→ PROBLEM:
Return the entries below verbatim. Pictures stay out.

→ GIVEN RECORDS:
________________
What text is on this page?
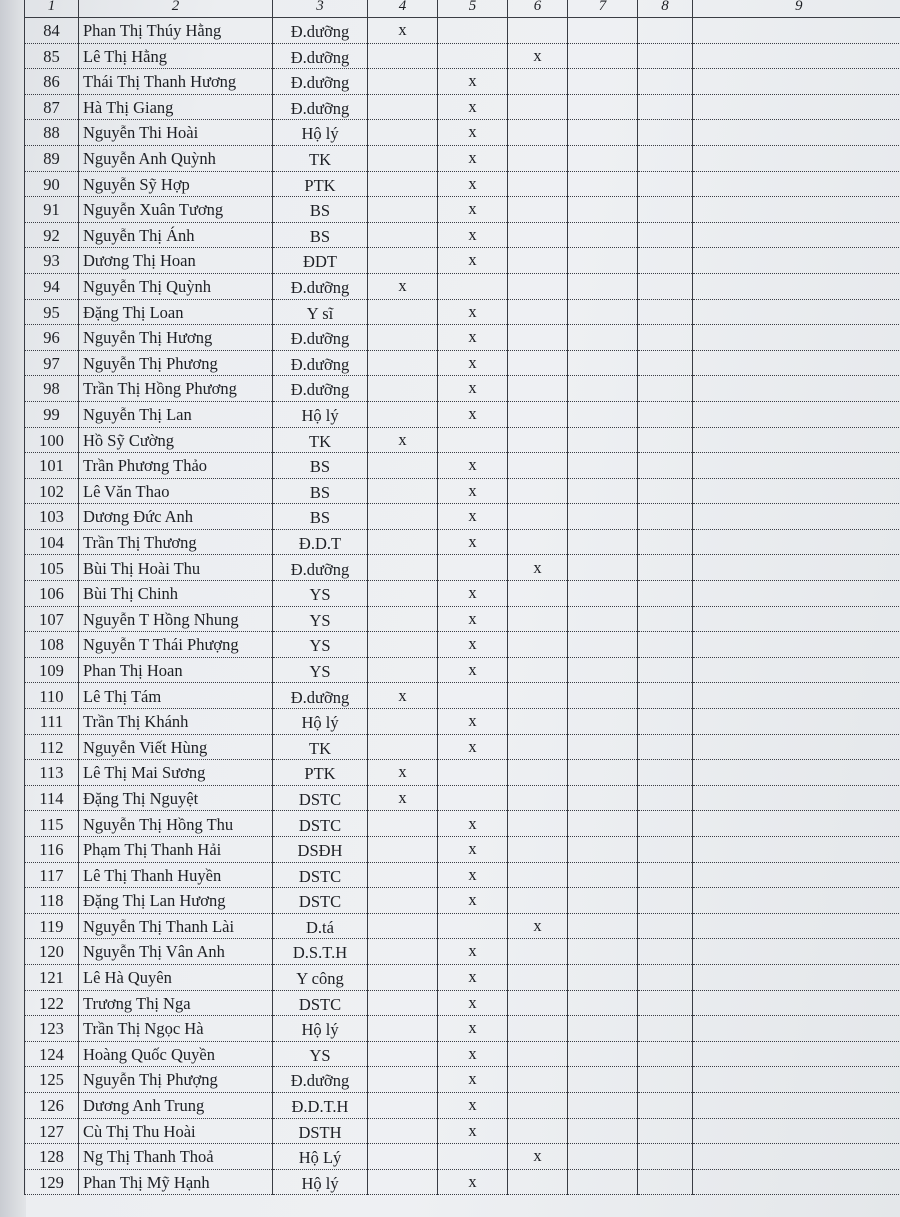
1	2	3	4	5	6	7	8	9
84	Phan Thị Thúy Hằng	Đ.dưỡng	x					
85	Lê Thị Hằng	Đ.dưỡng			x			
86	Thái Thị Thanh Hương	Đ.dưỡng		x				
87	Hà Thị Giang	Đ.dưỡng		x				
88	Nguyễn Thi Hoài	Hộ lý		x				
89	Nguyễn Anh Quỳnh	TK		x				
90	Nguyễn Sỹ Hợp	PTK		x				
91	Nguyễn Xuân Tương	BS		x				
92	Nguyễn Thị Ánh	BS		x				
93	Dương Thị Hoan	ĐDT		x				
94	Nguyễn Thị Quỳnh	Đ.dưỡng	x					
95	Đặng Thị Loan	Y sĩ		x				
96	Nguyễn Thị Hương	Đ.dưỡng		x				
97	Nguyễn Thị Phương	Đ.dưỡng		x				
98	Trần Thị Hồng Phương	Đ.dưỡng		x				
99	Nguyễn Thị Lan	Hộ lý		x				
100	Hồ Sỹ Cường	TK	x					
101	Trần Phương Thảo	BS		x				
102	Lê Văn Thao	BS		x				
103	Dương Đức Anh	BS		x				
104	Trần Thị Thương	Đ.D.T		x				
105	Bùi Thị Hoài Thu	Đ.dưỡng			x			
106	Bùi Thị Chinh	YS		x				
107	Nguyễn T Hồng Nhung	YS		x				
108	Nguyễn T Thái Phượng	YS		x				
109	Phan Thị Hoan	YS		x				
110	Lê Thị Tám	Đ.dưỡng	x					
111	Trần Thị Khánh	Hộ lý		x				
112	Nguyễn Viết Hùng	TK		x				
113	Lê Thị Mai Sương	PTK	x					
114	Đặng Thị Nguyệt	DSTC	x					
115	Nguyễn Thị Hồng Thu	DSTC		x				
116	Phạm Thị Thanh Hải	DSĐH		x				
117	Lê Thị Thanh Huyền	DSTC		x				
118	Đặng Thị Lan Hương	DSTC		x				
119	Nguyễn Thị Thanh Lài	D.tá			x			
120	Nguyễn Thị Vân Anh	D.S.T.H		x				
121	Lê Hà Quyên	Y công		x				
122	Trương Thị Nga	DSTC		x				
123	Trần Thị Ngọc Hà	Hộ lý		x				
124	Hoàng Quốc Quyền	YS		x				
125	Nguyễn Thị Phượng	Đ.dưỡng		x				
126	Dương Anh Trung	Đ.D.T.H		x				
127	Cù Thị Thu Hoài	DSTH		x				
128	Ng Thị Thanh Thoả	Hộ Lý			x			
129	Phan Thị Mỹ Hạnh	Hộ lý		x				
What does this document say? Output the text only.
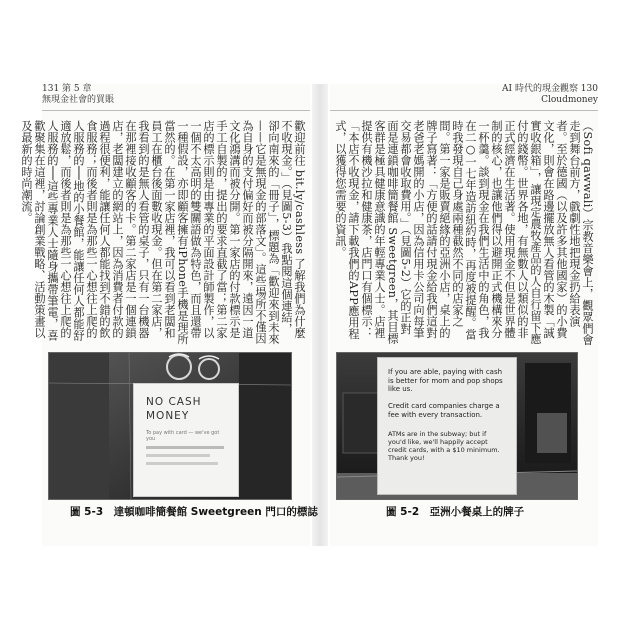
131 第 5 章
無現金社會的買賬
歡迎前往 bit.ly/cashless 了解我們為什麼不收現金。」（見圖5-3）我點閱這個連結，卻向南來的「冊子」，標題為「歡迎來到未來——它是無現金的部落文」。這些場所不僅因為自身的支付偏好而被分隔開來，遠因一道文化鴻溝而被分開。第一家店的付款標示是手工自製的，提出的要求直截了當；第二家店的標示則是由專業的平面設計師製作，以一個不太高明的雙關語做為特色，而且還帶一種假設，亦即顧客擁有iPhone手機是理所當然的。在第一家店裡，我可以看到老闆和員工在櫃台後面數收現金。但在第二家店，我看到的是無人看管的桌子，只有一台機器在那裡接收顧客的卡。第二家店是一個連鎖店，老闆建立的網站上，因為消費者付款的過程很便利，能讓任何人都能找到不錯的飲食服務；而後者則是為那些一心想往上爬的人服務的──地的小餐館，能讓任何人都能舒適放鬆，而後者則是為那些一心想往上爬的人服務的──這些專業人士隨身攜帶筆電，喜歡聚集在這裡，討論創業戰略、活動策畫以及最新的時尚潮流。
NO CASH
MONEY
To pay with card — we've got you
圖 5-3　達頓咖啡簡餐館 Sweetgreen 門口的標誌
AI 時代的現金觀察 130
Cloudmoney
（Sofi qawwali）宗教音樂會上，觀眾們會走到舞台前方，戲劇性地把現金扔給表演者。至於德國（以及許多其他國家）的小費文化，則會在路邊擺放無人看管的木製「誠實收銀箱」，讓現定農牧產品的人自行留下應付的錢幣。世界各地，有無數人以類似的非正式經濟在生活著。使用現金不但是世界體制的核心，也讓他們得以避開正式機構來分一杯羹。談到現金在我們生活中的角色，我在二○一七年造訪紐約時，再度被提醒。當時我發現自己身處兩種截然不同的店家之間。第一家是販賣絕緣的亞洲小店，桌上的牌子寫著：「方便的話請付現金給我們這對老爸老媽開的小店，因為信用卡公司向每筆交易都會收取費用。」（見圖5-2）它的正對面是連鎖咖啡簡餐館 Sweetgreen，其目標客群是極具健康意識的年輕專業人士。店裡提供有機沙拉和健康茶，店門口有個標示：「本店不收現金，請下載我們的APP應用程式，以獲得您需要的資訊。
If you are able, paying with cash is better for mom and pop shops like us.
Credit card companies charge a fee with every transaction.
ATMs are in the subway; but if you'd like, we'll happily accept credit cards, with a $10 minimum. Thank you!
圖 5-2　亞洲小餐桌上的牌子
________________
→ RESULT OF THIS EXERCISE:
What text is on this page?
1	2	3	4	5	6	7	8	9
84	Phan Thị Thúy Hằng	Đ.dưỡng	x					
85	Lê Thị Hằng	Đ.dưỡng			x			
86	Thái Thị Thanh Hương	Đ.dưỡng		x				
87	Hà Thị Giang	Đ.dưỡng		x				
88	Nguyễn Thi Hoài	Hộ lý		x				
89	Nguyễn Anh Quỳnh	TK		x				
90	Nguyễn Sỹ Hợp	PTK		x				
91	Nguyễn Xuân Tương	BS		x				
92	Nguyễn Thị Ánh	BS		x				
93	Dương Thị Hoan	ĐDT		x				
94	Nguyễn Thị Quỳnh	Đ.dưỡng	x					
95	Đặng Thị Loan	Y sĩ		x				
96	Nguyễn Thị Hương	Đ.dưỡng		x				
97	Nguyễn Thị Phương	Đ.dưỡng		x				
98	Trần Thị Hồng Phương	Đ.dưỡng		x				
99	Nguyễn Thị Lan	Hộ lý		x				
100	Hồ Sỹ Cường	TK	x					
101	Trần Phương Thảo	BS		x				
102	Lê Văn Thao	BS		x				
103	Dương Đức Anh	BS		x				
104	Trần Thị Thương	Đ.D.T		x				
105	Bùi Thị Hoài Thu	Đ.dưỡng			x			
106	Bùi Thị Chinh	YS		x				
107	Nguyễn T Hồng Nhung	YS		x				
108	Nguyễn T Thái Phượng	YS		x				
109	Phan Thị Hoan	YS		x				
110	Lê Thị Tám	Đ.dưỡng	x					
111	Trần Thị Khánh	Hộ lý		x				
112	Nguyễn Viết Hùng	TK		x				
113	Lê Thị Mai Sương	PTK	x					
114	Đặng Thị Nguyệt	DSTC	x					
115	Nguyễn Thị Hồng Thu	DSTC		x				
116	Phạm Thị Thanh Hải	DSĐH		x				
117	Lê Thị Thanh Huyền	DSTC		x				
118	Đặng Thị Lan Hương	DSTC		x				
119	Nguyễn Thị Thanh Lài	D.tá			x			
120	Nguyễn Thị Vân Anh	D.S.T.H		x				
121	Lê Hà Quyên	Y công		x				
122	Trương Thị Nga	DSTC		x				
123	Trần Thị Ngọc Hà	Hộ lý		x				
124	Hoàng Quốc Quyền	YS		x				
125	Nguyễn Thị Phượng	Đ.dưỡng		x				
126	Dương Anh Trung	Đ.D.T.H		x				
127	Cù Thị Thu Hoài	DSTH		x				
128	Ng Thị Thanh Thoả	Hộ Lý			x			
129	Phan Thị Mỹ Hạnh	Hộ lý		x				
What does this document say? Output the text only.
131 第 5 章
無現金社會的買賬
歡迎前往 bit.ly/cashless 了解我們為什麼不收現金。」（見圖5-3）我點閱這個連結，卻向南來的「冊子」，標題為「歡迎來到未來——它是無現金的部落文」。這些場所不僅因為自身的支付偏好而被分隔開來，遠因一道文化鴻溝而被分開。第一家店的付款標示是手工自製的，提出的要求直截了當；第二家店的標示則是由專業的平面設計師製作，以一個不太高明的雙關語做為特色，而且還帶一種假設，亦即顧客擁有iPhone手機是理所當然的。在第一家店裡，我可以看到老闆和員工在櫃台後面數收現金。但在第二家店，我看到的是無人看管的桌子，只有一台機器在那裡接收顧客的卡。第二家店是一個連鎖店，老闆建立的網站上，因為消費者付款的過程很便利，能讓任何人都能找到不錯的飲食服務；而後者則是為那些一心想往上爬的人服務的──地的小餐館，能讓任何人都能舒適放鬆，而後者則是為那些一心想往上爬的人服務的──這些專業人士隨身攜帶筆電，喜歡聚集在這裡，討論創業戰略、活動策畫以及最新的時尚潮流。
NO CASH
MONEY
To pay with card — we've got you
圖 5-3　達頓咖啡簡餐館 Sweetgreen 門口的標誌
AI 時代的現金觀察 130
Cloudmoney
（Sofi qawwali）宗教音樂會上，觀眾們會走到舞台前方，戲劇性地把現金扔給表演者。至於德國（以及許多其他國家）的小費文化，則會在路邊擺放無人看管的木製「誠實收銀箱」，讓現定農牧產品的人自行留下應付的錢幣。世界各地，有無數人以類似的非正式經濟在生活著。使用現金不但是世界體制的核心，也讓他們得以避開正式機構來分一杯羹。談到現金在我們生活中的角色，我在二○一七年造訪紐約時，再度被提醒。當時我發現自己身處兩種截然不同的店家之間。第一家是販賣絕緣的亞洲小店，桌上的牌子寫著：「方便的話請付現金給我們這對老爸老媽開的小店，因為信用卡公司向每筆交易都會收取費用。」（見圖5-2）它的正對面是連鎖咖啡簡餐館 Sweetgreen，其目標客群是極具健康意識的年輕專業人士。店裡提供有機沙拉和健康茶，店門口有個標示：「本店不收現金，請下載我們的APP應用程式，以獲得您需要的資訊。
If you are able, paying with cash is better for mom and pop shops like us.
Credit card companies charge a fee with every transaction.
ATMs are in the subway; but if you'd like, we'll happily accept credit cards, with a $10 minimum. Thank you!
圖 5-2　亞洲小餐桌上的牌子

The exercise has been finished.